| SET EXERCISE |
Every line of the material is to be quoted verbatim, minus the pictures.

| RECORDS FOR THE TASK |
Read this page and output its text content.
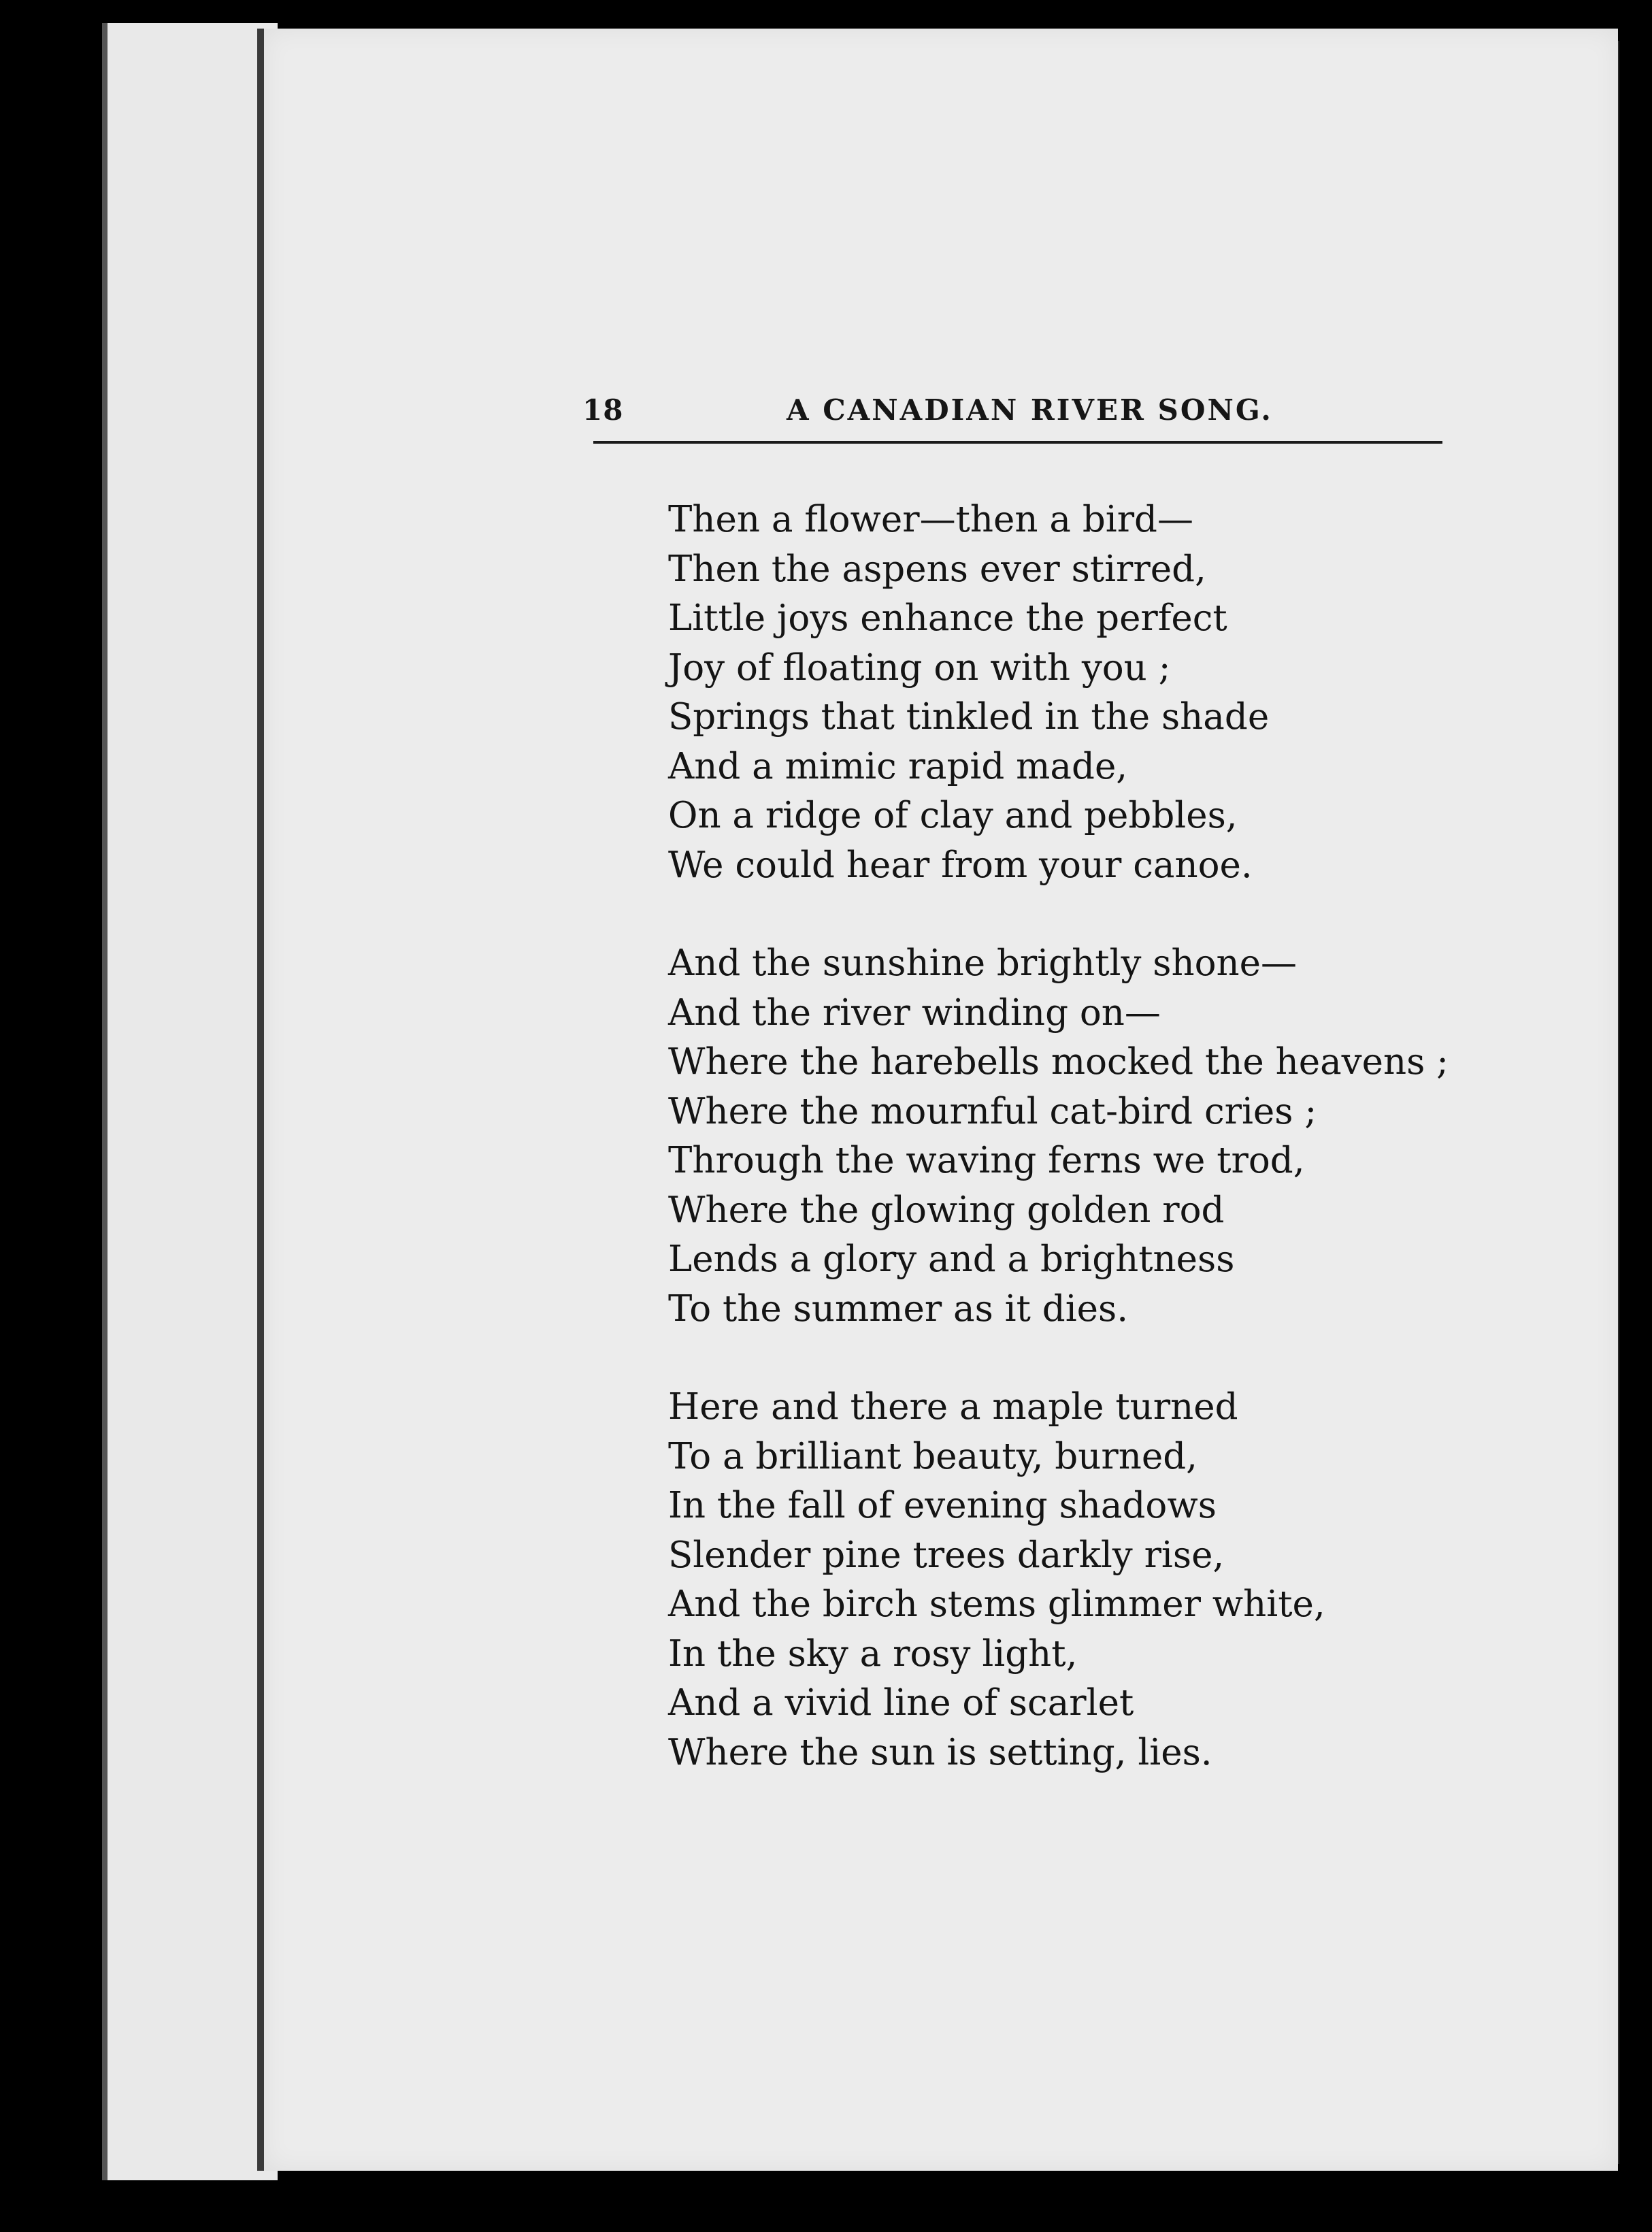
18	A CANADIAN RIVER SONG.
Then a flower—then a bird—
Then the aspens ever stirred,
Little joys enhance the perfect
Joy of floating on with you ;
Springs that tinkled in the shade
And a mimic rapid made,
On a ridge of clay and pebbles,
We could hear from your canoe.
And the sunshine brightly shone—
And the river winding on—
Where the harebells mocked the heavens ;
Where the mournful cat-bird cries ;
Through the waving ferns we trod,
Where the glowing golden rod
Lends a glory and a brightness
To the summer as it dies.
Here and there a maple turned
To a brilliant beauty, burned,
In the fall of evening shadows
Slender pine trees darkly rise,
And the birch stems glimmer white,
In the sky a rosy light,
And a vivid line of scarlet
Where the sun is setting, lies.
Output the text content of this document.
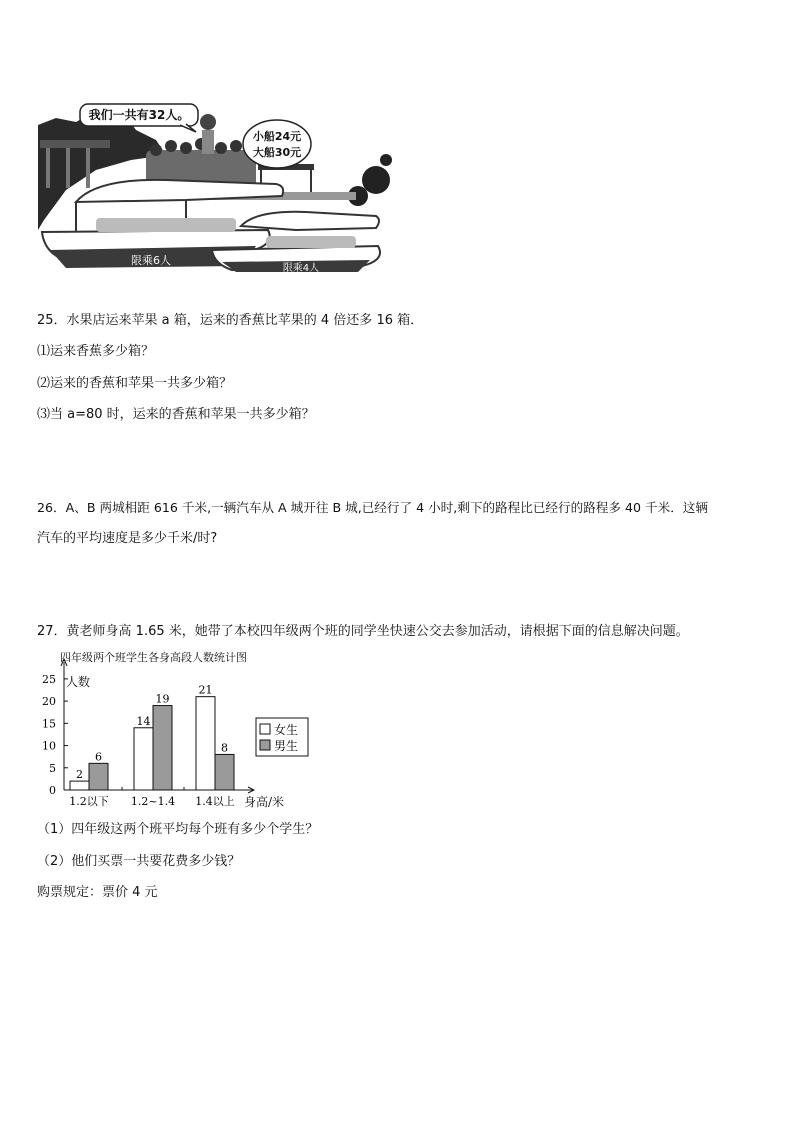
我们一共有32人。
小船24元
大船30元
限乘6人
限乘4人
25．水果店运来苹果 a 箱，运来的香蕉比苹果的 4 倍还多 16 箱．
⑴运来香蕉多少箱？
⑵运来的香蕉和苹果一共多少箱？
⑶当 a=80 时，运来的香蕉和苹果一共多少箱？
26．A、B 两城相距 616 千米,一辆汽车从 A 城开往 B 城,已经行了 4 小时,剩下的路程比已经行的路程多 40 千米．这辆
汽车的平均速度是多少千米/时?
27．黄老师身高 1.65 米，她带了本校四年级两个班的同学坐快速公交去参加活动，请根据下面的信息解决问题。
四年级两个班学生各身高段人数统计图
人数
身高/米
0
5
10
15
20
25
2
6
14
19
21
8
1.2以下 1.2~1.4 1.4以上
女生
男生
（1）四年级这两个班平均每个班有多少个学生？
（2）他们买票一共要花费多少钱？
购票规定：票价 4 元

| SOLUTION FOR THIS TASK |
Read this page and output its text content.
18	A CANADIAN RIVER SONG.
Then a flower—then a bird—
Then the aspens ever stirred,
Little joys enhance the perfect
Joy of floating on with you ;
Springs that tinkled in the shade
And a mimic rapid made,
On a ridge of clay and pebbles,
We could hear from your canoe.
And the sunshine brightly shone—
And the river winding on—
Where the harebells mocked the heavens ;
Where the mournful cat-bird cries ;
Through the waving ferns we trod,
Where the glowing golden rod
Lends a glory and a brightness
To the summer as it dies.
Here and there a maple turned
To a brilliant beauty, burned,
In the fall of evening shadows
Slender pine trees darkly rise,
And the birch stems glimmer white,
In the sky a rosy light,
And a vivid line of scarlet
Where the sun is setting, lies.
Output the text content of this document.
我们一共有32人。
小船24元
大船30元
限乘6人
限乘4人
25．水果店运来苹果 a 箱，运来的香蕉比苹果的 4 倍还多 16 箱．
⑴运来香蕉多少箱？
⑵运来的香蕉和苹果一共多少箱？
⑶当 a=80 时，运来的香蕉和苹果一共多少箱？
26．A、B 两城相距 616 千米,一辆汽车从 A 城开往 B 城,已经行了 4 小时,剩下的路程比已经行的路程多 40 千米．这辆
汽车的平均速度是多少千米/时?
27．黄老师身高 1.65 米，她带了本校四年级两个班的同学坐快速公交去参加活动，请根据下面的信息解决问题。
四年级两个班学生各身高段人数统计图
人数
身高/米
0
5
10
15
20
25
2
6
14
19
21
8
1.2以下 1.2~1.4 1.4以上
女生
男生
（1）四年级这两个班平均每个班有多少个学生？
（2）他们买票一共要花费多少钱？
购票规定：票价 4 元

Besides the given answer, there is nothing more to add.